Find the lines holding the word "контроле" and collect them.

• Provided records:
-- -- --

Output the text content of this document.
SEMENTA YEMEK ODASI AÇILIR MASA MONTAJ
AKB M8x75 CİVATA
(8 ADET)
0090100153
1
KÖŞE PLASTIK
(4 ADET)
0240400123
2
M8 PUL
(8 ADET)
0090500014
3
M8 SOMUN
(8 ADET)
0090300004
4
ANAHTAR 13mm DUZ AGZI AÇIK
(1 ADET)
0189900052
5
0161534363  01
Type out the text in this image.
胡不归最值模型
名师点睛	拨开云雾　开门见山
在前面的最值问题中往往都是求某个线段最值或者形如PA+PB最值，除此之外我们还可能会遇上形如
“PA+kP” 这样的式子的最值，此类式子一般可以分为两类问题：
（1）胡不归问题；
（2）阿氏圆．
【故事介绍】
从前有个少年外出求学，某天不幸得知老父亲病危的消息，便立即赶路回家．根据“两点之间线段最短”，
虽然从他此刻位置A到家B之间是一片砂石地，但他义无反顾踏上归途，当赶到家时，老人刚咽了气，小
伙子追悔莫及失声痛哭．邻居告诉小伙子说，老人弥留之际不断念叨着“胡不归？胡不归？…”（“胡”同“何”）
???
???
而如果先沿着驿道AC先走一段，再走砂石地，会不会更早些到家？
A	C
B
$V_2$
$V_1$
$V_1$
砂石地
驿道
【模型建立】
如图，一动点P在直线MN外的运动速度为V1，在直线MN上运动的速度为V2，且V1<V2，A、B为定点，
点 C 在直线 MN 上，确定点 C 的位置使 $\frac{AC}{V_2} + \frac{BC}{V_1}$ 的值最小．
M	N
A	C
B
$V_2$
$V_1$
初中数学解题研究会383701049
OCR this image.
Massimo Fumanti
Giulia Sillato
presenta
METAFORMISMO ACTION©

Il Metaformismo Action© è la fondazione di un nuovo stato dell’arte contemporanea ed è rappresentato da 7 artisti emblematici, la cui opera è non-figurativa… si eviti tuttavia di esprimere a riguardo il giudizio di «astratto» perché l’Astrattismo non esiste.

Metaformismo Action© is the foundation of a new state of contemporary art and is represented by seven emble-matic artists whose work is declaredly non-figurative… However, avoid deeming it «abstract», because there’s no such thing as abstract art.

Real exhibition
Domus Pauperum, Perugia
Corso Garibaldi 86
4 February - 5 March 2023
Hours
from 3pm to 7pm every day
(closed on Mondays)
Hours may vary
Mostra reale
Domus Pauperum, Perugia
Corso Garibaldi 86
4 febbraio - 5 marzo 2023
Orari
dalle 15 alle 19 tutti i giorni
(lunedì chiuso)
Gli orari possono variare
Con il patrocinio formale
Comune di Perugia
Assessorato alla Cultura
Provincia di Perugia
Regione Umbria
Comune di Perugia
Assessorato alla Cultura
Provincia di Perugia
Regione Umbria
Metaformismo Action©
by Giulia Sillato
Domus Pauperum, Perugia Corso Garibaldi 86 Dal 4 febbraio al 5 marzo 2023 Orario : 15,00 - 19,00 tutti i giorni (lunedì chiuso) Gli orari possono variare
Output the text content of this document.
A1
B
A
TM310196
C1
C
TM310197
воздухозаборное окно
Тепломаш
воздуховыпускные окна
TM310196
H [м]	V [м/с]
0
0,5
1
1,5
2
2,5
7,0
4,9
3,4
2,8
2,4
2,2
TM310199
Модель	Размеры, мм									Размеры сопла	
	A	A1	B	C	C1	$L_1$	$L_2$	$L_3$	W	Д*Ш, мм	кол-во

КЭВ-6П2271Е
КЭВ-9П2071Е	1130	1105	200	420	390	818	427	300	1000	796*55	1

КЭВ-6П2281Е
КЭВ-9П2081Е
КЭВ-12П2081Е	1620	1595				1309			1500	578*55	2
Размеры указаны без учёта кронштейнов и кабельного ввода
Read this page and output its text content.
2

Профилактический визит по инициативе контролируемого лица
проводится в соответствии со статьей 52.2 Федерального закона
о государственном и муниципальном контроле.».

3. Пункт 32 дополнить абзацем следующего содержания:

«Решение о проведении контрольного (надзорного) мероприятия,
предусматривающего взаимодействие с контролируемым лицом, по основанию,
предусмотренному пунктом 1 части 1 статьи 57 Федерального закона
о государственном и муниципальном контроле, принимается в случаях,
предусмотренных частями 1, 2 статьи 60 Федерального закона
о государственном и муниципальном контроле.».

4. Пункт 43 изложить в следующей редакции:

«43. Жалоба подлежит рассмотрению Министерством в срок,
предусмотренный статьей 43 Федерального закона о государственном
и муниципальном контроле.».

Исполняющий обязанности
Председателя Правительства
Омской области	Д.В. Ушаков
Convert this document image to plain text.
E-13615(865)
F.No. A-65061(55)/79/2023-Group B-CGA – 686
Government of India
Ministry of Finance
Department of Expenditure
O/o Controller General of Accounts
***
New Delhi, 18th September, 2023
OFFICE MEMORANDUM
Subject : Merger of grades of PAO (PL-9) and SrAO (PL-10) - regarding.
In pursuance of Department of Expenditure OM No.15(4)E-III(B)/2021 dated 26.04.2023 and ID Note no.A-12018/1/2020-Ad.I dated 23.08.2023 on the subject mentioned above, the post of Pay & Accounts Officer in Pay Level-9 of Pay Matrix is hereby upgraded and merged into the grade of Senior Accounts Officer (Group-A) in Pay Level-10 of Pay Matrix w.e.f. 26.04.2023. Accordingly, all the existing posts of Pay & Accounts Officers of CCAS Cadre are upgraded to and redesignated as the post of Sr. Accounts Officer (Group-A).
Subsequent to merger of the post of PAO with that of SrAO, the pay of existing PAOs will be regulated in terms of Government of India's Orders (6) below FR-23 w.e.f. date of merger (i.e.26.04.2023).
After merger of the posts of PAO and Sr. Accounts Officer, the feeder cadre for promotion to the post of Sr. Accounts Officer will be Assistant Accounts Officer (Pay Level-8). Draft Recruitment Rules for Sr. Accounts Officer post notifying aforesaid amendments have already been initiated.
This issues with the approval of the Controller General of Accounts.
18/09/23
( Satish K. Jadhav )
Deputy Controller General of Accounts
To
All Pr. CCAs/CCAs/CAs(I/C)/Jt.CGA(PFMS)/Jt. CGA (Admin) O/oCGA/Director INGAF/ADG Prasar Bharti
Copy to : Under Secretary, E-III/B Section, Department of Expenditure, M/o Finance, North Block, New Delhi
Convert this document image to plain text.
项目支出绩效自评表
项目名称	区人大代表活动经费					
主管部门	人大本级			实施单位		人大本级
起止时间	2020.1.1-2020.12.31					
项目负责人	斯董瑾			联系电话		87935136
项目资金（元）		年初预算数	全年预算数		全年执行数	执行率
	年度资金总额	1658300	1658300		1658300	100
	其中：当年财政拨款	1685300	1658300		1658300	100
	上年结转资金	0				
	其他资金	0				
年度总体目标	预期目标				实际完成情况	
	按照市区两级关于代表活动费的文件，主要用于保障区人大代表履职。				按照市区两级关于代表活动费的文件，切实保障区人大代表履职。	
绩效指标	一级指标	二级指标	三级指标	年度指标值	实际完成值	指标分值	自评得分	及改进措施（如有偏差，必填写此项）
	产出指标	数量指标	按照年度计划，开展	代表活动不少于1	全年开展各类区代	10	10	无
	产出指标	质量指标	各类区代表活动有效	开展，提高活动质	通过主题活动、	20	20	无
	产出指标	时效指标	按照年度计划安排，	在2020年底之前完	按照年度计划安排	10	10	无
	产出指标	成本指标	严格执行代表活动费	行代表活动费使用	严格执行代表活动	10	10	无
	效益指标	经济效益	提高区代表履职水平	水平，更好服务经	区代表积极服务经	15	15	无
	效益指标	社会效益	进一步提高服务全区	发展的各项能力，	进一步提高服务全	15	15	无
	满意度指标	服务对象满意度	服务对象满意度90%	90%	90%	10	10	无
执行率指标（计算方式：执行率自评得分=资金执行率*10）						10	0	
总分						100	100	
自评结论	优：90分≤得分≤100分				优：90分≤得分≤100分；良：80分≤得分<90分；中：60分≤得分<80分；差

-- -- --

• Task solution:
о государственном и муниципальном контроле.».
о государственном и муниципальном контроле, принимается в случаях,
о государственном и муниципальном контроле.».
и муниципальном контроле.».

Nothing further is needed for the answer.